▸ TRY IT
Set down the records that follow exactly and completely.

[DATA EXTRACTS Boundary: Start]

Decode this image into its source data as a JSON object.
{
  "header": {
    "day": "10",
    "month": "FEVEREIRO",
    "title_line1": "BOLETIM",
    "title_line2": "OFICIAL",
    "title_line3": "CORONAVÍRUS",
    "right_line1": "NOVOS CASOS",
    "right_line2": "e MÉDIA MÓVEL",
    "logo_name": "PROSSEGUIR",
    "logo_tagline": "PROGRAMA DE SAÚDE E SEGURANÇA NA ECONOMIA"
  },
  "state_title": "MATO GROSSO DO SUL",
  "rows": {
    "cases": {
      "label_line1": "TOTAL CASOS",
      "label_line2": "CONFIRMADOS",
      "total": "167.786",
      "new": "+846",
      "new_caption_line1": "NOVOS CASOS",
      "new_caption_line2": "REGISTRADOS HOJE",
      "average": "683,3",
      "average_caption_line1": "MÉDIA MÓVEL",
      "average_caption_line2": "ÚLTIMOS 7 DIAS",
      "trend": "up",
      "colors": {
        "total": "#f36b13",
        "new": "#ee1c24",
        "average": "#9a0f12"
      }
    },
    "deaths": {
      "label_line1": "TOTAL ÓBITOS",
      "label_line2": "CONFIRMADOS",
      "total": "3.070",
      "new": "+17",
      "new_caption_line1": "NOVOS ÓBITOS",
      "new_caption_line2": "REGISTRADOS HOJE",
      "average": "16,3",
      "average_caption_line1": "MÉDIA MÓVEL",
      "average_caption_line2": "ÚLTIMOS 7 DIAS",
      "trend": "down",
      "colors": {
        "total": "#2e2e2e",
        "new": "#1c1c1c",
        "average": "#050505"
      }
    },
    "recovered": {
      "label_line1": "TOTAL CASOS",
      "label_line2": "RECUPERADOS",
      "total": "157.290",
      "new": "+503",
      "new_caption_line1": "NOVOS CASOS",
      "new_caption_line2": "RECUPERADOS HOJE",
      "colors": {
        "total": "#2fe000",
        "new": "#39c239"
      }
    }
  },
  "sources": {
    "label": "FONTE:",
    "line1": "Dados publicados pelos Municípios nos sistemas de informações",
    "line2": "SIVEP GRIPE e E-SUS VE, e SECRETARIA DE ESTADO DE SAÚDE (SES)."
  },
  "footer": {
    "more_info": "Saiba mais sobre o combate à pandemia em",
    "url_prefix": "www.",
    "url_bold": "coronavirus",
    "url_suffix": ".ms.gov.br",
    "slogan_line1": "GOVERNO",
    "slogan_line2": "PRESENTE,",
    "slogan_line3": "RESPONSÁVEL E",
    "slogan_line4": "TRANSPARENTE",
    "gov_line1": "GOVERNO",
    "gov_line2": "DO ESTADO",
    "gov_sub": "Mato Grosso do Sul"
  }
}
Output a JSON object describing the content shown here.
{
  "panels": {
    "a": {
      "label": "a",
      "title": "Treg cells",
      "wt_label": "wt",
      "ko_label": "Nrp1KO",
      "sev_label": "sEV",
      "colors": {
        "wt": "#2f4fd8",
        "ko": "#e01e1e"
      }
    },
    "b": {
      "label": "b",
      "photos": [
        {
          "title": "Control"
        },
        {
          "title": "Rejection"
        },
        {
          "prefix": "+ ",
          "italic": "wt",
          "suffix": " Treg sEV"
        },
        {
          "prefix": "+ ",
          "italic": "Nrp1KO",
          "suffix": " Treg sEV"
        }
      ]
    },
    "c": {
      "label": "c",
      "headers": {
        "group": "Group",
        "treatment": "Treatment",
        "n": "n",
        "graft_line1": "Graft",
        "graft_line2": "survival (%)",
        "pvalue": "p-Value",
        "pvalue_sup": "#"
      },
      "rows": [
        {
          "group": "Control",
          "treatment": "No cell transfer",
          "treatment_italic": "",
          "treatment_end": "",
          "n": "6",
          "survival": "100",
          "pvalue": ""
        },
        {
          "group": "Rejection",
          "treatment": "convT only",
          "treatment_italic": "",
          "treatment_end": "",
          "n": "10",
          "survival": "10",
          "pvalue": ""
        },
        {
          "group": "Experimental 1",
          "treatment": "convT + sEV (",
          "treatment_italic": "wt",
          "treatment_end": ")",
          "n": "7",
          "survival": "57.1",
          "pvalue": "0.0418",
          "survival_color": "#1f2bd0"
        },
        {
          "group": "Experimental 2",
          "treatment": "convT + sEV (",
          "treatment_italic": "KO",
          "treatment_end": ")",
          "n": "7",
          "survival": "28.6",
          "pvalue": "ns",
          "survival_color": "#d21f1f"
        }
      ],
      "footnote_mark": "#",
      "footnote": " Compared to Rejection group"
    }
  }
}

[DATA EXTRACTS Boundary: End]

▸ WRITTEN ANSWER
Decode this image into its source data as a JSON object.
{
  "header": {
    "day": "10",
    "month": "FEVEREIRO",
    "title_line1": "BOLETIM",
    "title_line2": "OFICIAL",
    "title_line3": "CORONAVÍRUS",
    "right_line1": "NOVOS CASOS",
    "right_line2": "e MÉDIA MÓVEL",
    "logo_name": "PROSSEGUIR",
    "logo_tagline": "PROGRAMA DE SAÚDE E SEGURANÇA NA ECONOMIA"
  },
  "state_title": "MATO GROSSO DO SUL",
  "rows": {
    "cases": {
      "label_line1": "TOTAL CASOS",
      "label_line2": "CONFIRMADOS",
      "total": "167.786",
      "new": "+846",
      "new_caption_line1": "NOVOS CASOS",
      "new_caption_line2": "REGISTRADOS HOJE",
      "average": "683,3",
      "average_caption_line1": "MÉDIA MÓVEL",
      "average_caption_line2": "ÚLTIMOS 7 DIAS",
      "trend": "up",
      "colors": {
        "total": "#f36b13",
        "new": "#ee1c24",
        "average": "#9a0f12"
      }
    },
    "deaths": {
      "label_line1": "TOTAL ÓBITOS",
      "label_line2": "CONFIRMADOS",
      "total": "3.070",
      "new": "+17",
      "new_caption_line1": "NOVOS ÓBITOS",
      "new_caption_line2": "REGISTRADOS HOJE",
      "average": "16,3",
      "average_caption_line1": "MÉDIA MÓVEL",
      "average_caption_line2": "ÚLTIMOS 7 DIAS",
      "trend": "down",
      "colors": {
        "total": "#2e2e2e",
        "new": "#1c1c1c",
        "average": "#050505"
      }
    },
    "recovered": {
      "label_line1": "TOTAL CASOS",
      "label_line2": "RECUPERADOS",
      "total": "157.290",
      "new": "+503",
      "new_caption_line1": "NOVOS CASOS",
      "new_caption_line2": "RECUPERADOS HOJE",
      "colors": {
        "total": "#2fe000",
        "new": "#39c239"
      }
    }
  },
  "sources": {
    "label": "FONTE:",
    "line1": "Dados publicados pelos Municípios nos sistemas de informações",
    "line2": "SIVEP GRIPE e E-SUS VE, e SECRETARIA DE ESTADO DE SAÚDE (SES)."
  },
  "footer": {
    "more_info": "Saiba mais sobre o combate à pandemia em",
    "url_prefix": "www.",
    "url_bold": "coronavirus",
    "url_suffix": ".ms.gov.br",
    "slogan_line1": "GOVERNO",
    "slogan_line2": "PRESENTE,",
    "slogan_line3": "RESPONSÁVEL E",
    "slogan_line4": "TRANSPARENTE",
    "gov_line1": "GOVERNO",
    "gov_line2": "DO ESTADO",
    "gov_sub": "Mato Grosso do Sul"
  }
}
Output a JSON object describing the content shown here.
{
  "panels": {
    "a": {
      "label": "a",
      "title": "Treg cells",
      "wt_label": "wt",
      "ko_label": "Nrp1KO",
      "sev_label": "sEV",
      "colors": {
        "wt": "#2f4fd8",
        "ko": "#e01e1e"
      }
    },
    "b": {
      "label": "b",
      "photos": [
        {
          "title": "Control"
        },
        {
          "title": "Rejection"
        },
        {
          "prefix": "+ ",
          "italic": "wt",
          "suffix": " Treg sEV"
        },
        {
          "prefix": "+ ",
          "italic": "Nrp1KO",
          "suffix": " Treg sEV"
        }
      ]
    },
    "c": {
      "label": "c",
      "headers": {
        "group": "Group",
        "treatment": "Treatment",
        "n": "n",
        "graft_line1": "Graft",
        "graft_line2": "survival (%)",
        "pvalue": "p-Value",
        "pvalue_sup": "#"
      },
      "rows": [
        {
          "group": "Control",
          "treatment": "No cell transfer",
          "treatment_italic": "",
          "treatment_end": "",
          "n": "6",
          "survival": "100",
          "pvalue": ""
        },
        {
          "group": "Rejection",
          "treatment": "convT only",
          "treatment_italic": "",
          "treatment_end": "",
          "n": "10",
          "survival": "10",
          "pvalue": ""
        },
        {
          "group": "Experimental 1",
          "treatment": "convT + sEV (",
          "treatment_italic": "wt",
          "treatment_end": ")",
          "n": "7",
          "survival": "57.1",
          "pvalue": "0.0418",
          "survival_color": "#1f2bd0"
        },
        {
          "group": "Experimental 2",
          "treatment": "convT + sEV (",
          "treatment_italic": "KO",
          "treatment_end": ")",
          "n": "7",
          "survival": "28.6",
          "pvalue": "ns",
          "survival_color": "#d21f1f"
        }
      ],
      "footnote_mark": "#",
      "footnote": " Compared to Rejection group"
    }
  }
}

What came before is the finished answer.